[Dataset items]
Begin

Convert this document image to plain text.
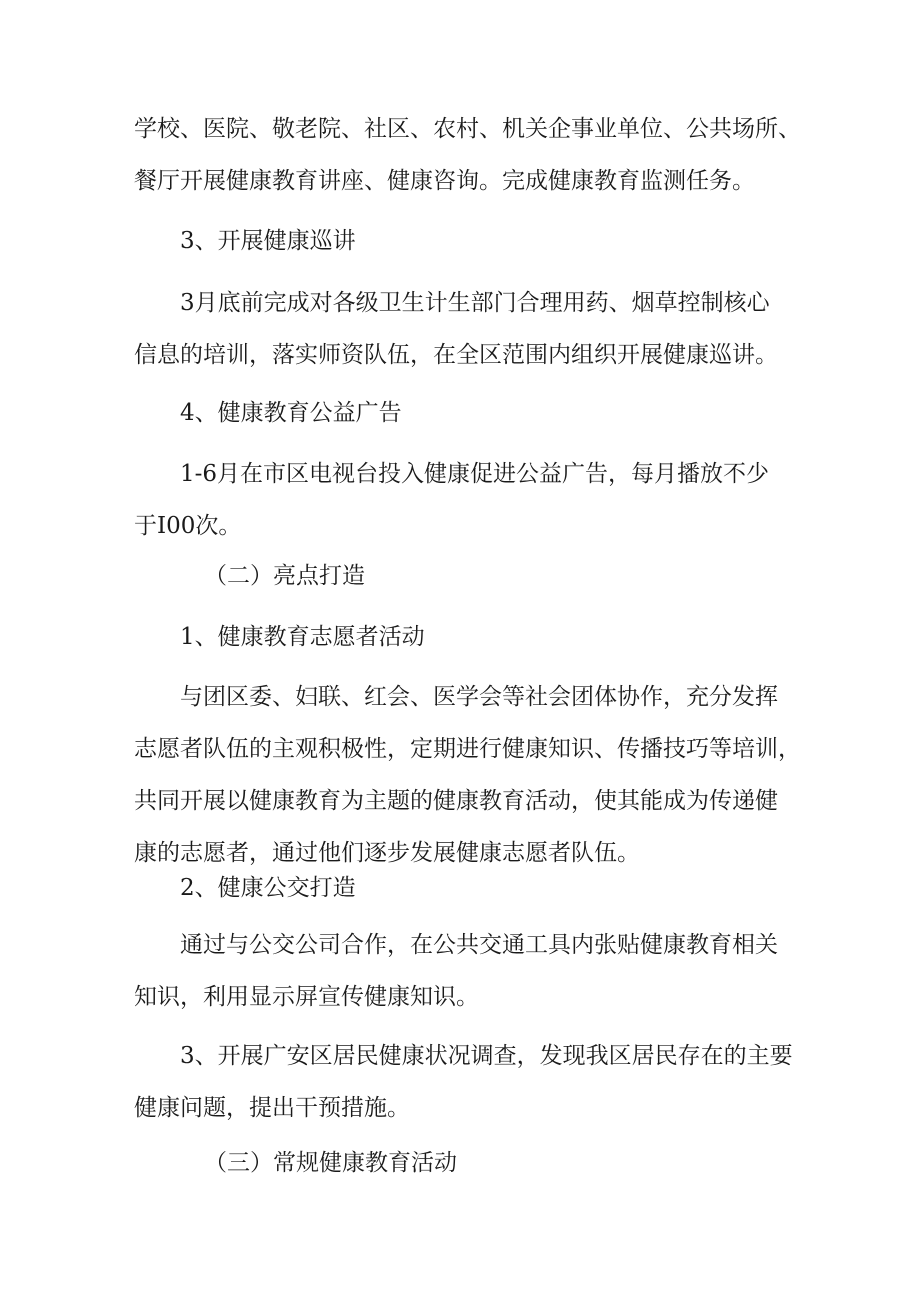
学校、医院、敬老院、社区、农村、机关企事业单位、公共场所、
餐厅开展健康教育讲座、健康咨询。完成健康教育监测任务。
3、开展健康巡讲
3月底前完成对各级卫生计生部门合理用药、烟草控制核心
信息的培训，落实师资队伍，在全区范围内组织开展健康巡讲。
4、健康教育公益广告
1-6月在市区电视台投入健康促进公益广告，每月播放不少
于I00次。
（二）亮点打造
1、健康教育志愿者活动
与团区委、妇联、红会、医学会等社会团体协作，充分发挥
志愿者队伍的主观积极性，定期进行健康知识、传播技巧等培训，
共同开展以健康教育为主题的健康教育活动，使其能成为传递健
康的志愿者，通过他们逐步发展健康志愿者队伍。
2、健康公交打造
通过与公交公司合作，在公共交通工具内张贴健康教育相关
知识，利用显示屏宣传健康知识。
3、开展广安区居民健康状况调查，发现我区居民存在的主要
健康问题，提出干预措施。
（三）常规健康教育活动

End

Short problem | Reproduce every record above exactly, but leave out the pictures.

Solved exercise |
Convert this document image to plain text.
学校、医院、敬老院、社区、农村、机关企事业单位、公共场所、
餐厅开展健康教育讲座、健康咨询。完成健康教育监测任务。
3、开展健康巡讲
3月底前完成对各级卫生计生部门合理用药、烟草控制核心
信息的培训，落实师资队伍，在全区范围内组织开展健康巡讲。
4、健康教育公益广告
1-6月在市区电视台投入健康促进公益广告，每月播放不少
于I00次。
（二）亮点打造
1、健康教育志愿者活动
与团区委、妇联、红会、医学会等社会团体协作，充分发挥
志愿者队伍的主观积极性，定期进行健康知识、传播技巧等培训，
共同开展以健康教育为主题的健康教育活动，使其能成为传递健
康的志愿者，通过他们逐步发展健康志愿者队伍。
2、健康公交打造
通过与公交公司合作，在公共交通工具内张贴健康教育相关
知识，利用显示屏宣传健康知识。
3、开展广安区居民健康状况调查，发现我区居民存在的主要
健康问题，提出干预措施。
（三）常规健康教育活动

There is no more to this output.